_Your instructions_
From the material below, list every line containing "facit".

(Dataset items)
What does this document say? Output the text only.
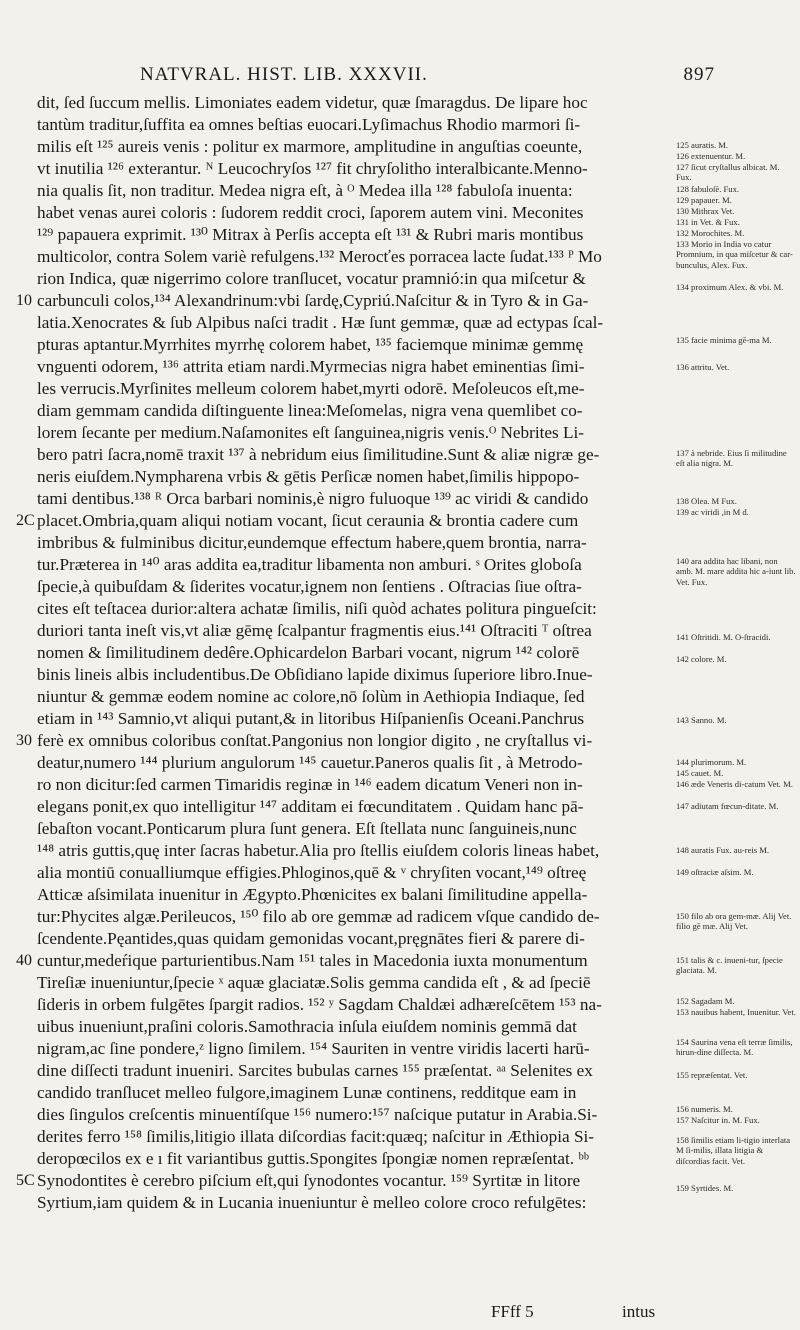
NATVRAL. HIST. LIB. XXXVII.	897
dit, ſed ſuccum mellis. Limoniates eadem videtur, quæ ſmaragdus. De lipare hoc
tantùm traditur,ſuffita ea omnes beſtias euocari.Lyſimachus Rhodio marmori ſi-
milis eſt ¹²⁵ aureis venis : politur ex marmore, amplitudine in anguſtias coeunte,
vt inutilia ¹²⁶ exterantur. ᴺ Leucochryſos ¹²⁷ fit chryſolitho interalbicante.Menno-
nia qualis ſit, non traditur. Medea nigra eſt, à ᴼ Medea illa ¹²⁸ fabuloſa inuenta:
habet venas aurei coloris : ſudorem reddit croci, ſaporem autem vini. Meconites
¹²⁹ papauera exprimit. ¹³⁰ Mitrax à Perſis accepta eſt ¹³¹ & Rubri maris montibus
multicolor, contra Solem variè refulgens.¹³² Merocťes porracea lacte ſudat.¹³³ ᴾ Mo
rion Indica, quæ nigerrimo colore tranſlucet, vocatur pramnió:in qua miſcetur &
carbunculi colos,¹³⁴ Alexandrinum:vbi ſardę,Cypriú.Naſcitur & in Tyro & in Ga-
latia.Xenocrates & ſub Alpibus naſci tradit . Hæ ſunt gemmæ, quæ ad ectypas ſcal-
pturas aptantur.Myrrhites myrrhę colorem habet, ¹³⁵ faciemque minimæ gemmę
vnguenti odorem, ¹³⁶ attrita etiam nardi.Myrmecias nigra habet eminentias ſimi-
les verrucis.Myrſinites melleum colorem habet,myrti odorē. Meſoleucos eſt,me-
diam gemmam candida diſtinguente linea:Meſomelas, nigra vena quemlibet co-
lorem ſecante per medium.Naſamonites eſt ſanguinea,nigris venis.ᴼ Nebrites Li-
bero patri ſacra,nomē traxit ¹³⁷ à nebridum eius ſimilitudine.Sunt & aliæ nigræ ge-
neris eiuſdem.Nympharena vrbis & gētis Perſicæ nomen habet,ſimilis hippopo-
tami dentibus.¹³⁸ ᴿ Orca barbari nominis,è nigro fuluoque ¹³⁹ ac viridi & candido
placet.Ombria,quam aliqui notiam vocant, ſicut ceraunia & brontia cadere cum
imbribus & fulminibus dicitur,eundemque effectum habere,quem brontia, narra-
tur.Præterea in ¹⁴⁰ aras addita ea,traditur libamenta non amburi. ˢ Orites globoſa
ſpecie,à quibuſdam & ſiderites vocatur,ignem non ſentiens . Oſtracias ſiue oſtra-
cites eſt teſtacea durior:altera achatæ ſimilis, niſi quòd achates politura pingueſcit:
duriori tanta ineſt vis,vt aliæ gēmę ſcalpantur fragmentis eius.¹⁴¹ Oſtraciti ᵀ oſtrea
nomen & ſimilitudinem dedêre.Ophicardelon Barbari vocant, nigrum ¹⁴² colorē
binis lineis albis includentibus.De Obſidiano lapide diximus ſuperiore libro.Inue-
niuntur & gemmæ eodem nomine ac colore,nō ſolùm in Aethiopia Indiaque, ſed
etiam in ¹⁴³ Samnio,vt aliqui putant,& in litoribus Hiſpanienſis Oceani.Panchrus
ferè ex omnibus coloribus conſtat.Pangonius non longior digito , ne cryſtallus vi-
deatur,numero ¹⁴⁴ plurium angulorum ¹⁴⁵ cauetur.Paneros qualis ſit , à Metrodo-
ro non dicitur:ſed carmen Timaridis reginæ in ¹⁴⁶ eadem dicatum Veneri non in-
elegans ponit,ex quo intelligitur ¹⁴⁷ additam ei fœcunditatem . Quidam hanc pā-
ſebaſton vocant.Ponticarum plura ſunt genera. Eſt ſtellata nunc ſanguineis,nunc
¹⁴⁸ atris guttis,quę inter ſacras habetur.Alia pro ſtellis eiuſdem coloris lineas habet,
alia montiū conualliumque effigies.Phloginos,quē & ᵛ chryſiten vocant,¹⁴⁹ oſtreę
Atticæ aſsimilata inuenitur in Ægypto.Phœnicites ex balani ſimilitudine appella-
tur:Phycites algæ.Perileucos, ¹⁵⁰ filo ab ore gemmæ ad radicem vſque candido de-
ſcendente.Pęantides,quas quidam gemonidas vocant,pręgnātes fieri & parere di-
cuntur,medeŕique parturientibus.Nam ¹⁵¹ tales in Macedonia iuxta monumentum
Tireſiæ inueniuntur,ſpecie ˣ aquæ glaciatæ.Solis gemma candida eſt , & ad ſpeciē
ſideris in orbem fulgētes ſpargit radios. ¹⁵² ʸ Sagdam Chaldæi adhæreſcētem ¹⁵³ na-
uibus inueniunt,praſini coloris.Samothracia inſula eiuſdem nominis gemmā dat
nigram,ac ſine pondere,ᶻ ligno ſimilem. ¹⁵⁴ Sauriten in ventre viridis lacerti harū-
dine diſſecti tradunt inueniri. Sarcites bubulas carnes ¹⁵⁵ præſentat. ᵃᵃ Selenites ex
candido tranſlucet melleo fulgore,imaginem Lunæ continens, redditque eam in
dies ſingulos creſcentis minuentíſque ¹⁵⁶ numero:¹⁵⁷ naſcique putatur in Arabia.Si-
derites ferro ¹⁵⁸ ſimilis,litigio illata diſcordias facit:quæq; naſcitur in Æthiopia Si-
deropœcilos ex e ı fit variantibus guttis.Spongites ſpongiæ nomen repræſentat. ᵇᵇ
Synodontites è cerebro piſcium eſt,qui ſynodontes vocantur. ¹⁵⁹ Syrtitæ in litore
Syrtium,iam quidem & in Lucania inueniuntur è melleo colore croco refulgētes:
10
2C
30
40
5C
125 auratis. M.
126 extenuentur. M.
127 ſicut cryſtallus albicat. M. Fux.
128 fabuloſè. Fux.
129 papauer. M.
130 Mithrax Vet.
131 in Vet. & Fux.
132 Morochites. M.
133 Morio in India vo catur Promnium, in qua miſcetur & car-bunculus, Alex. Fux.
134 proximum Alex. & vbi. M.
135 facie minima gē-ma M.
136 attritu. Vet.
137 à nebride. Eius ſi militudine eſt alia nigra. M.
138 Olea. M Fux.
139 ac viridi ,in M d.
140 ara addita hac libani, non amb. M. mare addita hic a-iunt lib. Vet. Fux.
141 Oſtritidi. M. O-ſtracidi.
142 colore. M.
143 Sanno. M.
144 plurimorum. M.
145 cauet. M.
146 æde Veneris di-catum Vet. M.
147 adiutam fœcun-ditate. M.
148 auratis Fux. au-reis M.
149 oſtraciæ aſsim. M.
150 filo ab ora gem-mæ. Alij Vet. filio gē mæ. Alij Vet.
151 talis & c. inueni-tur, ſpecie glaciata. M.
152 Sagadam M.
153 nauibus habent, Inuenitur. Vet.
154 Saurina vena eſt terræ ſimilis, hirun-dine diſſecta. M.
155 repræſentat. Vet.
156 numeris. M.
157 Naſcitur in. M. Fux.
158 ſimilis etiam li-tigio interlata M ſi-milis, illata litigia & diſcordias facit. Vet.
159 Syrtides. M.
FFff 5	intus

_Finished answer_
derites ferro ¹⁵⁸ ſimilis,litigio illata diſcordias facit:quæq; naſcitur in Æthiopia Si-
158 ſimilis etiam li-tigio interlata M ſi-milis, illata litigia & diſcordias facit. Vet.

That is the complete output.